▶ Problem statement: Copy everything in the data below exactly except the pictures.

(Records about charts and figures)
— BEGIN —

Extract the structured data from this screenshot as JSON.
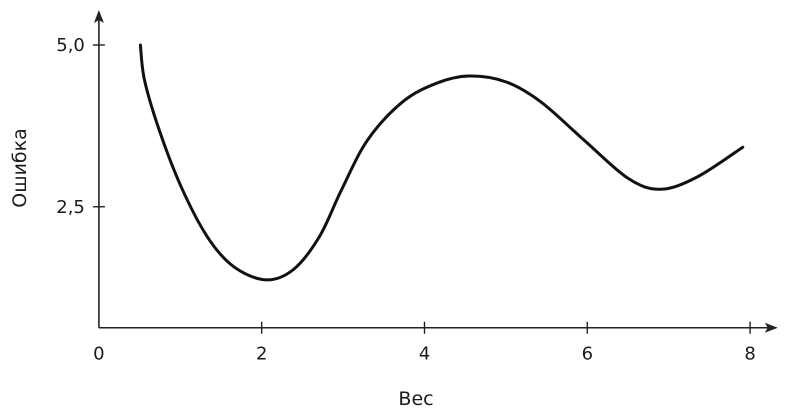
{
  "chart_data": {
    "type": "line",
    "title": "",
    "xlabel": "Вес",
    "ylabel": "Ошибка",
    "xlim": [
      0,
      8.34
    ],
    "ylim": [
      0.63,
      5.54
    ],
    "x_ticks": [
      0,
      2,
      4,
      6,
      8
    ],
    "x_tick_labels": [
      "0",
      "2",
      "4",
      "6",
      "8"
    ],
    "y_ticks": [
      2.5,
      5.0
    ],
    "y_tick_labels": [
      "2,5",
      "5,0"
    ],
    "grid": false,
    "line_color": "#111111",
    "series": [
      {
        "x": [
          0.51,
          0.56,
          0.74,
          1.01,
          1.33,
          1.65,
          2.05,
          2.39,
          2.71,
          2.98,
          3.3,
          3.73,
          4.15,
          4.55,
          5.0,
          5.43,
          5.96,
          6.5,
          6.9,
          7.35,
          7.91
        ],
        "y": [
          5.0,
          4.46,
          3.69,
          2.81,
          2.04,
          1.58,
          1.37,
          1.53,
          2.04,
          2.76,
          3.53,
          4.12,
          4.41,
          4.52,
          4.43,
          4.12,
          3.53,
          2.94,
          2.77,
          2.96,
          3.42
        ]
      }
    ]
  }
}
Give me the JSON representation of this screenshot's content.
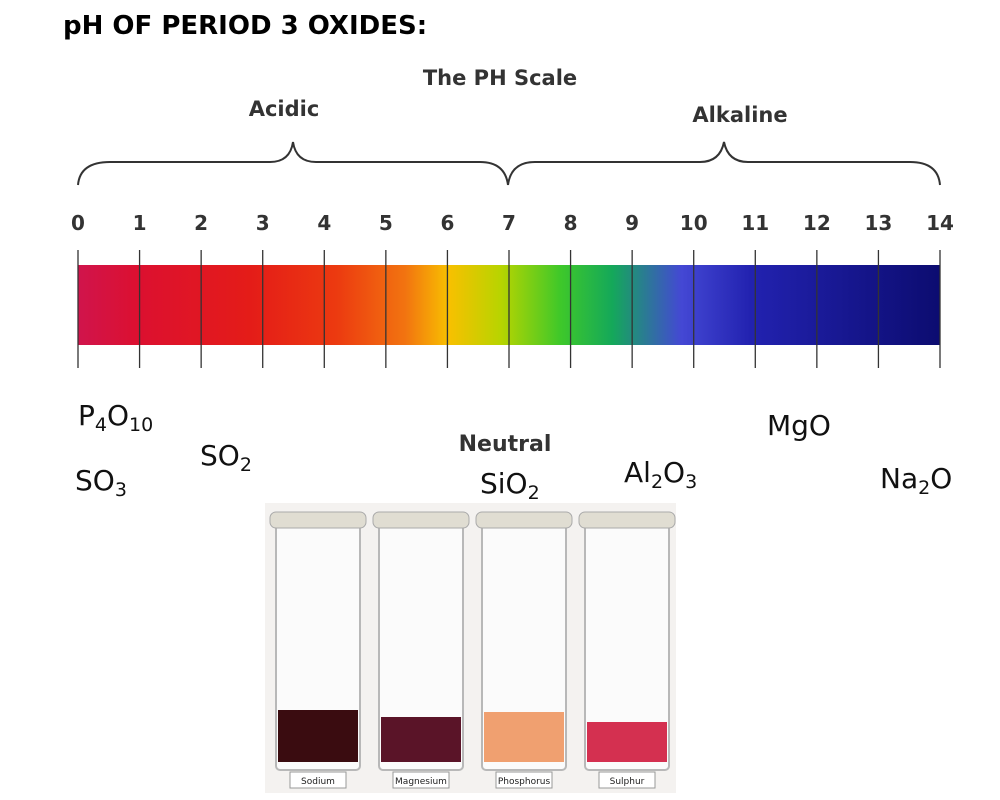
{
  "header": {
    "title": "pH OF PERIOD 3 OXIDES:"
  },
  "scale": {
    "title": "The PH Scale",
    "acidic": "Acidic",
    "alkaline": "Alkaline",
    "neutral": "Neutral",
    "ticks": [
      0,
      1,
      2,
      3,
      4,
      5,
      6,
      7,
      8,
      9,
      10,
      11,
      12,
      13,
      14
    ]
  },
  "oxides": [
    "P4O10",
    "SO3",
    "SO2",
    "SiO2",
    "Al2O3",
    "MgO",
    "Na2O"
  ],
  "jars": [
    "Sodium",
    "Magnesium",
    "Phosphorus",
    "Sulphur"
  ]
}
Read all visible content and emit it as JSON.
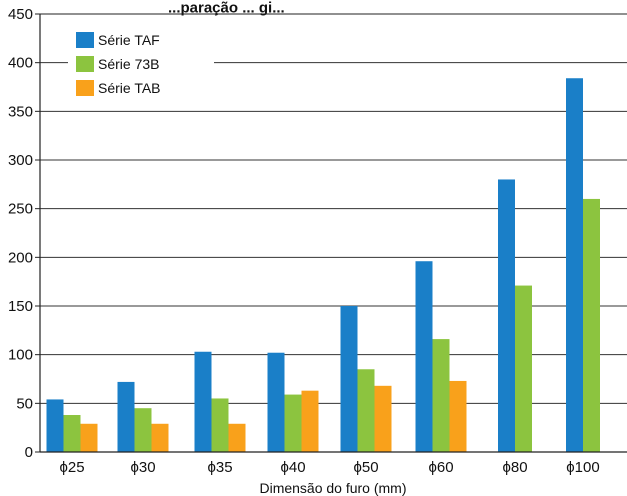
{
  "chart_data": {
    "type": "bar",
    "title_fragment": "...paração ... gi...",
    "xlabel": "Dimensão do furo (mm)",
    "ylabel": "",
    "ylim": [
      0,
      450
    ],
    "yticks": [
      0,
      50,
      100,
      150,
      200,
      250,
      300,
      350,
      400,
      450
    ],
    "grid": true,
    "legend_position": "top-left",
    "categories": [
      "ϕ25",
      "ϕ30",
      "ϕ35",
      "ϕ40",
      "ϕ50",
      "ϕ60",
      "ϕ80",
      "ϕ100"
    ],
    "series": [
      {
        "name": "Série TAF",
        "color": "#1a7fc8",
        "values": [
          54,
          72,
          103,
          102,
          150,
          196,
          280,
          384
        ]
      },
      {
        "name": "Série 73B",
        "color": "#8cc43f",
        "values": [
          38,
          45,
          55,
          59,
          85,
          116,
          171,
          260
        ]
      },
      {
        "name": "Série TAB",
        "color": "#f9a11b",
        "values": [
          29,
          29,
          29,
          63,
          68,
          73,
          null,
          null
        ]
      }
    ]
  }
}
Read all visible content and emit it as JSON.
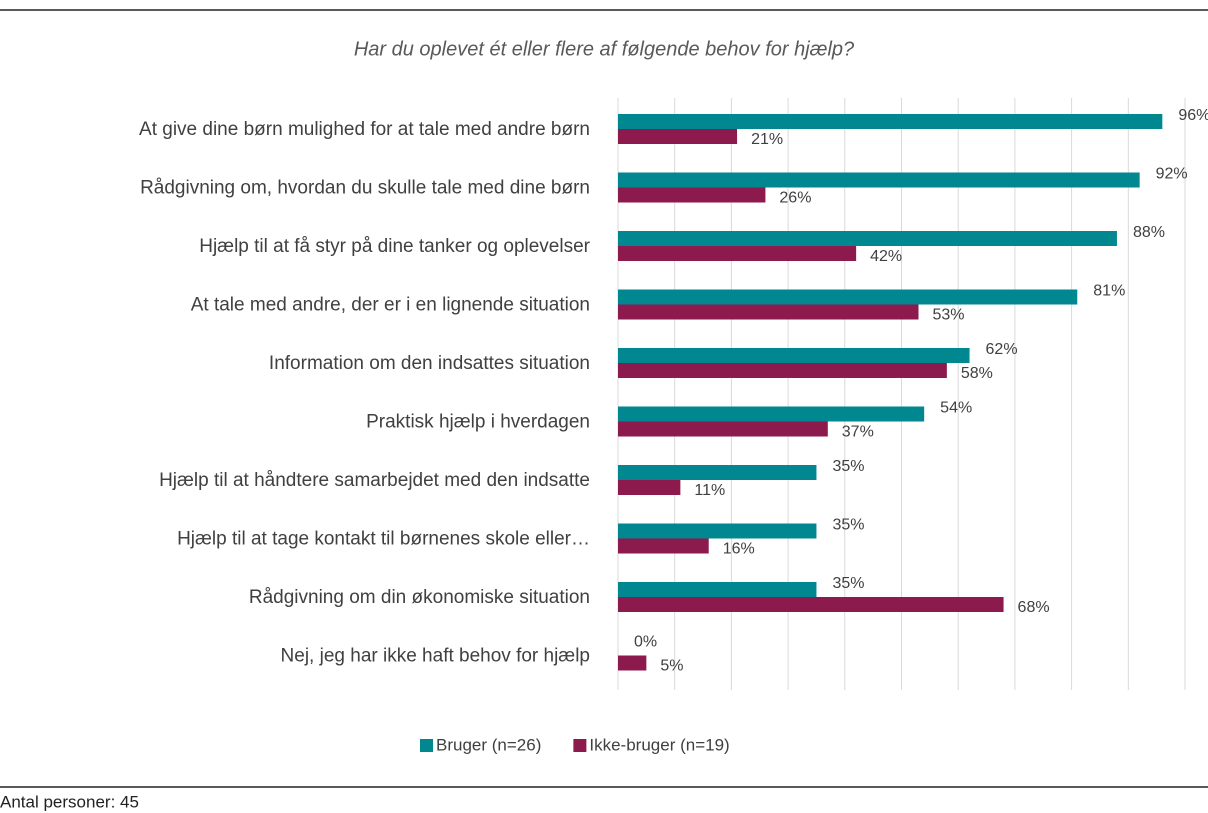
{
  "chart_data": {
    "type": "bar",
    "orientation": "horizontal",
    "title": "Har du oplevet ét eller flere af følgende behov for hjælp?",
    "categories": [
      "At give dine børn mulighed for at tale med andre børn",
      "Rådgivning om, hvordan du skulle tale med dine børn",
      "Hjælp til at få styr på dine tanker og oplevelser",
      "At tale med andre, der er i en lignende situation",
      "Information om den indsattes situation",
      "Praktisk hjælp i hverdagen",
      "Hjælp til at håndtere samarbejdet med den indsatte",
      "Hjælp til at tage kontakt til børnenes skole eller…",
      "Rådgivning om din økonomiske situation",
      "Nej, jeg har ikke haft behov for hjælp"
    ],
    "series": [
      {
        "name": "Bruger (n=26)",
        "color": "#00878f",
        "values": [
          96,
          92,
          88,
          81,
          62,
          54,
          35,
          35,
          35,
          0
        ],
        "value_labels": [
          "96%",
          "92%",
          "88%",
          "81%",
          "62%",
          "54%",
          "35%",
          "35%",
          "35%",
          "0%"
        ]
      },
      {
        "name": "Ikke-bruger (n=19)",
        "color": "#8c1a4c",
        "values": [
          21,
          26,
          42,
          53,
          58,
          37,
          11,
          16,
          68,
          5
        ],
        "value_labels": [
          "21%",
          "26%",
          "42%",
          "53%",
          "58%",
          "37%",
          "11%",
          "16%",
          "68%",
          "5%"
        ]
      }
    ],
    "xlim": [
      0,
      100
    ],
    "xticks": [
      0,
      10,
      20,
      30,
      40,
      50,
      60,
      70,
      80,
      90,
      100
    ],
    "grid": true,
    "legend": "bottom"
  },
  "footer": "Antal personer: 45"
}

— END —

▶ Response to the task:
Extract the structured data from this screenshot as JSON.
{
  "chart_data": {
    "type": "line",
    "title": "",
    "xlabel": "Вес",
    "ylabel": "Ошибка",
    "xlim": [
      0,
      8.34
    ],
    "ylim": [
      0.63,
      5.54
    ],
    "x_ticks": [
      0,
      2,
      4,
      6,
      8
    ],
    "x_tick_labels": [
      "0",
      "2",
      "4",
      "6",
      "8"
    ],
    "y_ticks": [
      2.5,
      5.0
    ],
    "y_tick_labels": [
      "2,5",
      "5,0"
    ],
    "grid": false,
    "line_color": "#111111",
    "series": [
      {
        "x": [
          0.51,
          0.56,
          0.74,
          1.01,
          1.33,
          1.65,
          2.05,
          2.39,
          2.71,
          2.98,
          3.3,
          3.73,
          4.15,
          4.55,
          5.0,
          5.43,
          5.96,
          6.5,
          6.9,
          7.35,
          7.91
        ],
        "y": [
          5.0,
          4.46,
          3.69,
          2.81,
          2.04,
          1.58,
          1.37,
          1.53,
          2.04,
          2.76,
          3.53,
          4.12,
          4.41,
          4.52,
          4.43,
          4.12,
          3.53,
          2.94,
          2.77,
          2.96,
          3.42
        ]
      }
    ]
  }
}
Give me the JSON representation of this screenshot's content.
{
  "header": {
    "title": "pH OF PERIOD 3 OXIDES:"
  },
  "scale": {
    "title": "The PH Scale",
    "acidic": "Acidic",
    "alkaline": "Alkaline",
    "neutral": "Neutral",
    "ticks": [
      0,
      1,
      2,
      3,
      4,
      5,
      6,
      7,
      8,
      9,
      10,
      11,
      12,
      13,
      14
    ]
  },
  "oxides": [
    "P4O10",
    "SO3",
    "SO2",
    "SiO2",
    "Al2O3",
    "MgO",
    "Na2O"
  ],
  "jars": [
    "Sodium",
    "Magnesium",
    "Phosphorus",
    "Sulphur"
  ]
}
Read all visible content and emit it as JSON.
{
  "chart_data": {
    "type": "bar",
    "title_fragment": "...paração ... gi...",
    "xlabel": "Dimensão do furo (mm)",
    "ylabel": "",
    "ylim": [
      0,
      450
    ],
    "yticks": [
      0,
      50,
      100,
      150,
      200,
      250,
      300,
      350,
      400,
      450
    ],
    "grid": true,
    "legend_position": "top-left",
    "categories": [
      "ϕ25",
      "ϕ30",
      "ϕ35",
      "ϕ40",
      "ϕ50",
      "ϕ60",
      "ϕ80",
      "ϕ100"
    ],
    "series": [
      {
        "name": "Série TAF",
        "color": "#1a7fc8",
        "values": [
          54,
          72,
          103,
          102,
          150,
          196,
          280,
          384
        ]
      },
      {
        "name": "Série 73B",
        "color": "#8cc43f",
        "values": [
          38,
          45,
          55,
          59,
          85,
          116,
          171,
          260
        ]
      },
      {
        "name": "Série TAB",
        "color": "#f9a11b",
        "values": [
          29,
          29,
          29,
          63,
          68,
          73,
          null,
          null
        ]
      }
    ]
  }
}
Read all visible content and emit it as JSON.
{
  "chart_data": {
    "type": "bar",
    "orientation": "horizontal",
    "title": "Har du oplevet ét eller flere af følgende behov for hjælp?",
    "categories": [
      "At give dine børn mulighed for at tale med andre børn",
      "Rådgivning om, hvordan du skulle tale med dine børn",
      "Hjælp til at få styr på dine tanker og oplevelser",
      "At tale med andre, der er i en lignende situation",
      "Information om den indsattes situation",
      "Praktisk hjælp i hverdagen",
      "Hjælp til at håndtere samarbejdet med den indsatte",
      "Hjælp til at tage kontakt til børnenes skole eller…",
      "Rådgivning om din økonomiske situation",
      "Nej, jeg har ikke haft behov for hjælp"
    ],
    "series": [
      {
        "name": "Bruger (n=26)",
        "color": "#00878f",
        "values": [
          96,
          92,
          88,
          81,
          62,
          54,
          35,
          35,
          35,
          0
        ],
        "value_labels": [
          "96%",
          "92%",
          "88%",
          "81%",
          "62%",
          "54%",
          "35%",
          "35%",
          "35%",
          "0%"
        ]
      },
      {
        "name": "Ikke-bruger (n=19)",
        "color": "#8c1a4c",
        "values": [
          21,
          26,
          42,
          53,
          58,
          37,
          11,
          16,
          68,
          5
        ],
        "value_labels": [
          "21%",
          "26%",
          "42%",
          "53%",
          "58%",
          "37%",
          "11%",
          "16%",
          "68%",
          "5%"
        ]
      }
    ],
    "xlim": [
      0,
      100
    ],
    "xticks": [
      0,
      10,
      20,
      30,
      40,
      50,
      60,
      70,
      80,
      90,
      100
    ],
    "grid": true,
    "legend": "bottom"
  },
  "footer": "Antal personer: 45"
}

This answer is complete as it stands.